** The request **
Count the lines in the data below that contain the string "boundary", and reply with only that number.

** Stored rows **
▬▬▬

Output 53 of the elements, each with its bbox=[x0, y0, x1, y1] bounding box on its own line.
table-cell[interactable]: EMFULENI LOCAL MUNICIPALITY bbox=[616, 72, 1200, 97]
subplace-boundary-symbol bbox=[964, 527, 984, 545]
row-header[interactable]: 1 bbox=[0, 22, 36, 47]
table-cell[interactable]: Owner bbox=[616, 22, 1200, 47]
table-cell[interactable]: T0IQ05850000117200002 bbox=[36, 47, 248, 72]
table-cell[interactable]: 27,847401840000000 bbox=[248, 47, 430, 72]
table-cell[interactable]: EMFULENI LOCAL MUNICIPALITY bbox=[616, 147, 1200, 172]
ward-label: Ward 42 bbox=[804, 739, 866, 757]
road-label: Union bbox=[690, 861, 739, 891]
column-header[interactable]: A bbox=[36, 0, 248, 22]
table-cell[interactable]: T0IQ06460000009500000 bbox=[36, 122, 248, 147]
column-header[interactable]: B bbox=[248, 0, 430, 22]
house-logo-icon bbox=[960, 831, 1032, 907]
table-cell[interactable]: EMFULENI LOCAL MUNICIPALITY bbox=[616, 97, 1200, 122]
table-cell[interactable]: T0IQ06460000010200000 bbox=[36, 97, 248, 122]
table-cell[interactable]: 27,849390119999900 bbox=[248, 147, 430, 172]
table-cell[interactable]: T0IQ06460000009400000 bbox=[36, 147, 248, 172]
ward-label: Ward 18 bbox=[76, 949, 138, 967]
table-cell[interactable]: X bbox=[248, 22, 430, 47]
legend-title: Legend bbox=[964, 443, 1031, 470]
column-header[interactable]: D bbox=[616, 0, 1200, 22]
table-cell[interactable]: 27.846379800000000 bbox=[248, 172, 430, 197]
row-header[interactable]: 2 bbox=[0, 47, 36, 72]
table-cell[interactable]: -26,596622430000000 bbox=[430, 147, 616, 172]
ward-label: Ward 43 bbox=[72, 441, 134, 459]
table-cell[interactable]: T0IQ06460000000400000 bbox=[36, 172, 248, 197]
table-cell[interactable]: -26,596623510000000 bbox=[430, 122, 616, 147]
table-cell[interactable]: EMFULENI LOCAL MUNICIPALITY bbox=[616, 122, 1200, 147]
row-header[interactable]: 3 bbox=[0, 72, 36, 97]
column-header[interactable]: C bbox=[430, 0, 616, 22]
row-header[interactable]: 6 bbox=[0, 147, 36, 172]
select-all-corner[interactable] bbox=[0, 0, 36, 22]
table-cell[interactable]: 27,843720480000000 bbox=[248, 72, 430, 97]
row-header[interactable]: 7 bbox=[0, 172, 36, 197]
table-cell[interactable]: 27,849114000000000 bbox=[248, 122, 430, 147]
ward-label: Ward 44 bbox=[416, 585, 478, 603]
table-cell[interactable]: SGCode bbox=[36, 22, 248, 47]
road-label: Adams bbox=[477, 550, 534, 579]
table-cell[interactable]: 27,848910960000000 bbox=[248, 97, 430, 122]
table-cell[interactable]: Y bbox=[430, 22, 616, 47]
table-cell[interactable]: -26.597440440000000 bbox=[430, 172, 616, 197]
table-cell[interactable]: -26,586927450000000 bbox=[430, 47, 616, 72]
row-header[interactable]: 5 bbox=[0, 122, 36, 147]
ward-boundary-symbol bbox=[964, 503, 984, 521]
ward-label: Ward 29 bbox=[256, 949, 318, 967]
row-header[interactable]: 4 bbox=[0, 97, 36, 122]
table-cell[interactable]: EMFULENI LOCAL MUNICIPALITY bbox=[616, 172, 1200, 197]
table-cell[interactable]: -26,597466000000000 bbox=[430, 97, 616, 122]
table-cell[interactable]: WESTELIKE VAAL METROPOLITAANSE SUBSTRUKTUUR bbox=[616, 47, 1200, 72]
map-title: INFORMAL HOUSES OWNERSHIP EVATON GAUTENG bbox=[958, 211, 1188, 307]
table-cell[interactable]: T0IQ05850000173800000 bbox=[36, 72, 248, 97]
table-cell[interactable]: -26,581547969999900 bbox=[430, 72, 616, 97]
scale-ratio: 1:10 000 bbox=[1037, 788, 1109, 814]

▬▬▬

** Output for this task **
2